JOB:
Give only the number of lines that hold the word "Mariachi".
---
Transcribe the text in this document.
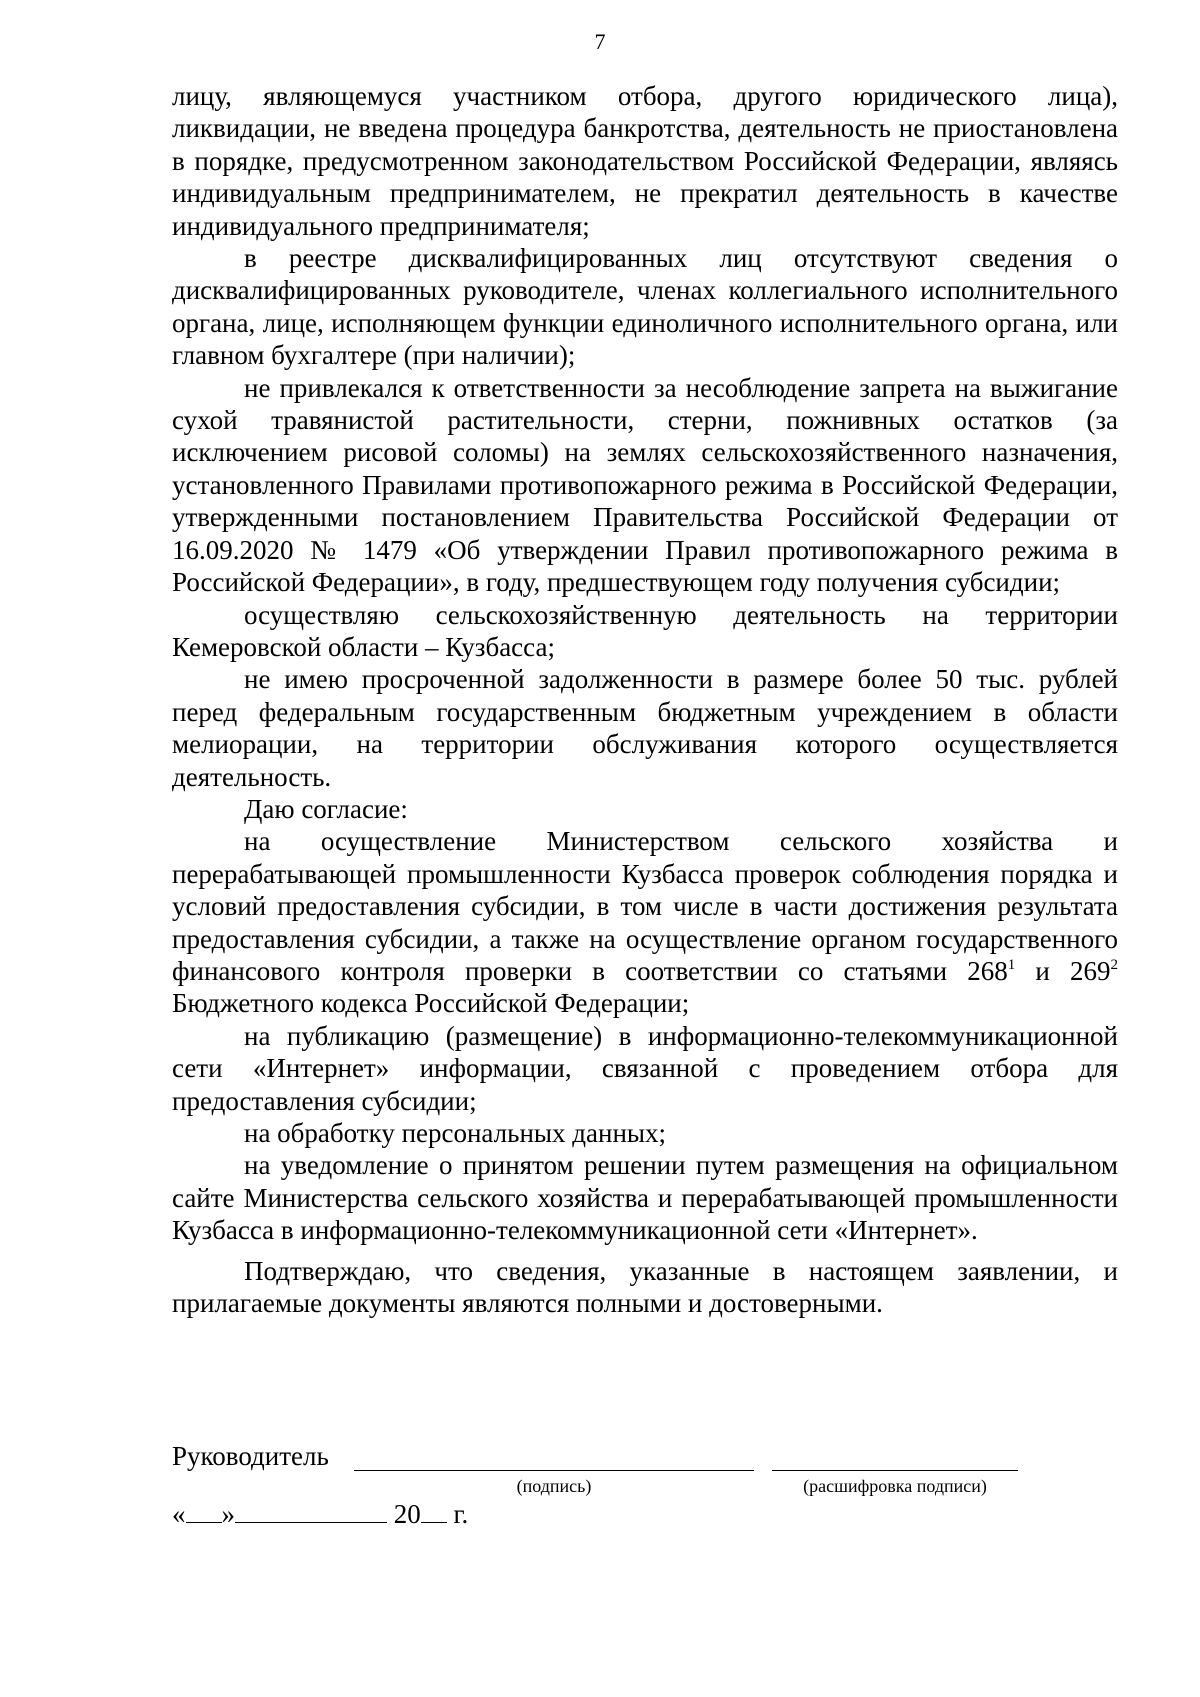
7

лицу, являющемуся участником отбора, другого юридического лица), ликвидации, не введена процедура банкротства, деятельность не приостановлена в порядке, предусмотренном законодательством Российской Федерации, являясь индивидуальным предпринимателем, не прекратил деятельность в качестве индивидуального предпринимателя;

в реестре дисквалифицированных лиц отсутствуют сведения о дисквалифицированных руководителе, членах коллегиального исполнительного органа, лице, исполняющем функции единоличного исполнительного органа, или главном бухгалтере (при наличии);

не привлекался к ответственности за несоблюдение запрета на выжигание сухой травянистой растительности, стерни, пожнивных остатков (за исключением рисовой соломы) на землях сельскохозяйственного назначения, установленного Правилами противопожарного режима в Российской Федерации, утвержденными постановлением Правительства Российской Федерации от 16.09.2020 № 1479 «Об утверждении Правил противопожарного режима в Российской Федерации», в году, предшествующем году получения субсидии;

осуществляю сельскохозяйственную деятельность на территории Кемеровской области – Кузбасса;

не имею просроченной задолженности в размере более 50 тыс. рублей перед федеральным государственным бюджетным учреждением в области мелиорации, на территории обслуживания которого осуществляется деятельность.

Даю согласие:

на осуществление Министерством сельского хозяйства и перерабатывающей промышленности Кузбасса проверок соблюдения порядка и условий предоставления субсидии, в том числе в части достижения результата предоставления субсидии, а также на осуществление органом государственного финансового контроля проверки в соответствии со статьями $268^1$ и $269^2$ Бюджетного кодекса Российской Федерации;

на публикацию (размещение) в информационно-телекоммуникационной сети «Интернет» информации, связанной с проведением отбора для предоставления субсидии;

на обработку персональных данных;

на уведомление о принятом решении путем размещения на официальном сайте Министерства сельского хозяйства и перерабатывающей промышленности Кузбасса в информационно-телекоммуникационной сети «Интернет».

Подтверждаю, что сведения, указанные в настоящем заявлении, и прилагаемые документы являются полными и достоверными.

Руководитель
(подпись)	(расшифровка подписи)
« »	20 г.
---
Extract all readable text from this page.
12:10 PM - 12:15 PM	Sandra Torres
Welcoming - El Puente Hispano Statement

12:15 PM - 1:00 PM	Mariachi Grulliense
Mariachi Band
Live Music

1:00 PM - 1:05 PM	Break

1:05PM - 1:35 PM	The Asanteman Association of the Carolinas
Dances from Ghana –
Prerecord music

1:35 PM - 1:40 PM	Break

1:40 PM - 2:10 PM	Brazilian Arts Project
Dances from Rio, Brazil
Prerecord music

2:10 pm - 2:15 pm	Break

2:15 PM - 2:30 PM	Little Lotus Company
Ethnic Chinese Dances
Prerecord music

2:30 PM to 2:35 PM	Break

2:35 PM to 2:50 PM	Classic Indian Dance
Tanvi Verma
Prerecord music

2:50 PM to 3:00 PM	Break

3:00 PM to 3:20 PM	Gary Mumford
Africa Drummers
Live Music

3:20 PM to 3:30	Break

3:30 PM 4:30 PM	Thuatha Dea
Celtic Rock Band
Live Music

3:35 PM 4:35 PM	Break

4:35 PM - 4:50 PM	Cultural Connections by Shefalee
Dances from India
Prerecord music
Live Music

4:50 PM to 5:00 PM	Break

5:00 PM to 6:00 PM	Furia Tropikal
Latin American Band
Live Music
---
EXERCISE ANSWER:
2